> [Problem]: Show every line in the records below that contains the word "číslech".

:: Materials provided

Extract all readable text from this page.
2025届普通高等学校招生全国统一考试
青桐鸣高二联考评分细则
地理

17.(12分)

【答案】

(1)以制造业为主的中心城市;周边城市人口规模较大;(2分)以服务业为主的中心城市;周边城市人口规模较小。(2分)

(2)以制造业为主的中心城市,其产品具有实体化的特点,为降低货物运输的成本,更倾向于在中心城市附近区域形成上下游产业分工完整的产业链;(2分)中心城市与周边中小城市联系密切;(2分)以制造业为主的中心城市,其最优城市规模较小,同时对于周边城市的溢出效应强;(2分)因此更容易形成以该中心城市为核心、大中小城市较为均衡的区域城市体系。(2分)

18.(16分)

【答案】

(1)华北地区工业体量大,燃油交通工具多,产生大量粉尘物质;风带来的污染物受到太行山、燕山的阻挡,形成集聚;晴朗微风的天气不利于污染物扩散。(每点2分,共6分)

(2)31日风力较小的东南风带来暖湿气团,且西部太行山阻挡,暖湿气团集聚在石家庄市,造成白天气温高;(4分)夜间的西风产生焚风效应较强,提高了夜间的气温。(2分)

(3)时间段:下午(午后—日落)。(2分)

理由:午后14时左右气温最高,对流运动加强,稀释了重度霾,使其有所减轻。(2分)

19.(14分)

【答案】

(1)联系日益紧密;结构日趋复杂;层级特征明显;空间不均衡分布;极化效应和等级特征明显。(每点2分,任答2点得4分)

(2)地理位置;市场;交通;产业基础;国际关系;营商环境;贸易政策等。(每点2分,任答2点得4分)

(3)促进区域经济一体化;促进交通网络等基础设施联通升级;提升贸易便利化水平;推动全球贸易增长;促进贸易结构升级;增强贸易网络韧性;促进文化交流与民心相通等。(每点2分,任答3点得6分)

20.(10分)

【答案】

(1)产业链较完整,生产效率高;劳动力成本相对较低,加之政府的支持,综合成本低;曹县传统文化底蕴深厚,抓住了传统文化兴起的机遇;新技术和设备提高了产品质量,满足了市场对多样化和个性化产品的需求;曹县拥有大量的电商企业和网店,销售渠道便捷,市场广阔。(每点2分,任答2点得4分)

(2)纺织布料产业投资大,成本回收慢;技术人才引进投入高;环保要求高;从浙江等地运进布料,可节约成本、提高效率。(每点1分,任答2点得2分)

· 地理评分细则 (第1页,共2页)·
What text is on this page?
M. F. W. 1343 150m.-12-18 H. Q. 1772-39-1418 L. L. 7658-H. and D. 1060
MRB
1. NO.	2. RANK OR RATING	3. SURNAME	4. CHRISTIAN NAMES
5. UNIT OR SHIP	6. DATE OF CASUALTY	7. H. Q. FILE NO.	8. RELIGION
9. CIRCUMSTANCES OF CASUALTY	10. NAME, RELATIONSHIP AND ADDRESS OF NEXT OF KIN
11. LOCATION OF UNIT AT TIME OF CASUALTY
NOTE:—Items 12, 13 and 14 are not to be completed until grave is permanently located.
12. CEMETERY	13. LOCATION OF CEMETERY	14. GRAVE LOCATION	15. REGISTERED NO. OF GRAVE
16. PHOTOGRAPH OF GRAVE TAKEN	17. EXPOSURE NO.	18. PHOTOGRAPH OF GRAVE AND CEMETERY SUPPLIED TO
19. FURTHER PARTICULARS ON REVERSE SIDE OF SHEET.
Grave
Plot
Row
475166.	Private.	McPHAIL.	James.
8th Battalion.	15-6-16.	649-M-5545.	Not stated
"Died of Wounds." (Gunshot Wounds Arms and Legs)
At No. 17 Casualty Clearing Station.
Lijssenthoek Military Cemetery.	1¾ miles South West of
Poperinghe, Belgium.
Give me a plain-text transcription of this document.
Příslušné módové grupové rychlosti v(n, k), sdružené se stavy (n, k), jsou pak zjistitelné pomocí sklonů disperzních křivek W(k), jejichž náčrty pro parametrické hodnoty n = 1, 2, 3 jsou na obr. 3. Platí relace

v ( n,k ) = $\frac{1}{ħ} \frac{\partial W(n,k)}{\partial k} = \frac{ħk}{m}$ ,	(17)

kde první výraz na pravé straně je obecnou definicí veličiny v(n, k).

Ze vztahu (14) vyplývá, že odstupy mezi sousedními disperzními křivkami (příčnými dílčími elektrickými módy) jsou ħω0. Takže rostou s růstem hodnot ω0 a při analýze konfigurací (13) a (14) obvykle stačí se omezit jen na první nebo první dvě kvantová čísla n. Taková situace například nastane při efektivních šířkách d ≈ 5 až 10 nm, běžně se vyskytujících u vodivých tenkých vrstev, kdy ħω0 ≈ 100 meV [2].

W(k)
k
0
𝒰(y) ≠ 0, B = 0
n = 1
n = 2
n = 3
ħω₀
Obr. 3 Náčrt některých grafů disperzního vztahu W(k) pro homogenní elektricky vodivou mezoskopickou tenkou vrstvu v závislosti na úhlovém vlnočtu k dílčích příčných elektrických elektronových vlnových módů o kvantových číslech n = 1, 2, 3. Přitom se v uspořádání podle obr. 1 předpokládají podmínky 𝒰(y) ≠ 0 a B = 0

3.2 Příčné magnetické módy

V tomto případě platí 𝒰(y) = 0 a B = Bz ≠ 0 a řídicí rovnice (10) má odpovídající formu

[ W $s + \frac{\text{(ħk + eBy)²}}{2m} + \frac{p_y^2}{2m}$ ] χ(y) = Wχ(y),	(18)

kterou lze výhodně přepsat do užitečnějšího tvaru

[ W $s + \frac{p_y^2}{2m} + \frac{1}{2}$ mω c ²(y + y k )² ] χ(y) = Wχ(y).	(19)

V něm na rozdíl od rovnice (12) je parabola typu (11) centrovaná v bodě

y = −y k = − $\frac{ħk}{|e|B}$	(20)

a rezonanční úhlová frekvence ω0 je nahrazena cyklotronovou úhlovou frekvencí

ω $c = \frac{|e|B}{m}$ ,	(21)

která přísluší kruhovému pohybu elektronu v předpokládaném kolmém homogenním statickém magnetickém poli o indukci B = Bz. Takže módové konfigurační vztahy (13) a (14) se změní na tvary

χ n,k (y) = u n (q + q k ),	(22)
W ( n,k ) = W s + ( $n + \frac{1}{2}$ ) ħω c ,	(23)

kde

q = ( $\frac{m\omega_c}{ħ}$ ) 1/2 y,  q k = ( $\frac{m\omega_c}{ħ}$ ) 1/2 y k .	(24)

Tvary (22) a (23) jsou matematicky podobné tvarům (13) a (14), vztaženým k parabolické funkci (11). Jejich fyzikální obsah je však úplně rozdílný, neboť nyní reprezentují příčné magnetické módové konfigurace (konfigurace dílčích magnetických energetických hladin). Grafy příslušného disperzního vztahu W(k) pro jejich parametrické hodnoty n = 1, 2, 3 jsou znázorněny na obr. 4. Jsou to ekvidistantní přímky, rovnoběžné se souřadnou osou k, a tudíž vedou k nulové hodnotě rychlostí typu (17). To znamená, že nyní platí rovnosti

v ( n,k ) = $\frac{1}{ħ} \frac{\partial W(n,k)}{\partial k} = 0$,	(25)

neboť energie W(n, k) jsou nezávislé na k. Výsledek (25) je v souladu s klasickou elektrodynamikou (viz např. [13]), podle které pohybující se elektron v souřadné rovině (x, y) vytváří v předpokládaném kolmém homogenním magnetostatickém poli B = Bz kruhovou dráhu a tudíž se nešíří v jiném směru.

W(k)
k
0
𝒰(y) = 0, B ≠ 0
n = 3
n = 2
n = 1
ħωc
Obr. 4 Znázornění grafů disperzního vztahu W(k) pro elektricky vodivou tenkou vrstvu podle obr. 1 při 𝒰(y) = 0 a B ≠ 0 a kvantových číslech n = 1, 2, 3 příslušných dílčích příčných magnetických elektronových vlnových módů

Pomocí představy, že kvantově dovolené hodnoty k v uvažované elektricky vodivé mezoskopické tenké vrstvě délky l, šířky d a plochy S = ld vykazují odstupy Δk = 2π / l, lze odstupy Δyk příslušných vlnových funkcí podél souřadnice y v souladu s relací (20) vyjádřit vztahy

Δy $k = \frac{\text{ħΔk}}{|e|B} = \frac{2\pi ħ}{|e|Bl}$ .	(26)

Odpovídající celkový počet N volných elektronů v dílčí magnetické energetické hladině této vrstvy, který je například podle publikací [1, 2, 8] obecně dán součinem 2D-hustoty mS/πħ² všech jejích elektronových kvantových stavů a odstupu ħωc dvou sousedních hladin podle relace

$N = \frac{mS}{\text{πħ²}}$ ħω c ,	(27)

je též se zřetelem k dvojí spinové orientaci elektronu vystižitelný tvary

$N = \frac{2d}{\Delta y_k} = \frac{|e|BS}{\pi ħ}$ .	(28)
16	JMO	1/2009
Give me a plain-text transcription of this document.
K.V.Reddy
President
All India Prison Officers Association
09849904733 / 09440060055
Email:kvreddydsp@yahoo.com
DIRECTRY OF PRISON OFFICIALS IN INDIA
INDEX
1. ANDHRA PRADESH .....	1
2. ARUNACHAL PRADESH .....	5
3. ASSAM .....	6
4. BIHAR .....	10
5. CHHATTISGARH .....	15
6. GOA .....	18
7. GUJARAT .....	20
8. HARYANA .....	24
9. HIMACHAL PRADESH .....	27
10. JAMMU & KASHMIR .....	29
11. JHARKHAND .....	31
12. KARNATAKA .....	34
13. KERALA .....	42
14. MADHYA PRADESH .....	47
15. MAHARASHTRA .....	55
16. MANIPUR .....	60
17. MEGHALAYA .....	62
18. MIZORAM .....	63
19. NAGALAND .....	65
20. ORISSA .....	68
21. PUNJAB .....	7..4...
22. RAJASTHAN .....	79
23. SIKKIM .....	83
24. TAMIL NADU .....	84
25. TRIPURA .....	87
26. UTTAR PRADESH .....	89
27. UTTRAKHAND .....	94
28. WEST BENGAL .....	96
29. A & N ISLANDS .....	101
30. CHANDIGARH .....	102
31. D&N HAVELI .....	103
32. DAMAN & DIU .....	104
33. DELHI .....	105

::::

> [Worked solution]:
Obr. 3 Náčrt některých grafů disperzního vztahu W(k) pro homogenní elektricky vodivou mezoskopickou tenkou vrstvu v závislosti na úhlovém vlnočtu k dílčích příčných elektrických elektronových vlnových módů o kvantových číslech n = 1, 2, 3. Přitom se v uspořádání podle obr. 1 předpokládají podmínky 𝒰(y) ≠ 0 a B = 0
Obr. 4 Znázornění grafů disperzního vztahu W(k) pro elektricky vodivou tenkou vrstvu podle obr. 1 při 𝒰(y) = 0 a B ≠ 0 a kvantových číslech n = 1, 2, 3 příslušných dílčích příčných magnetických elektronových vlnových módů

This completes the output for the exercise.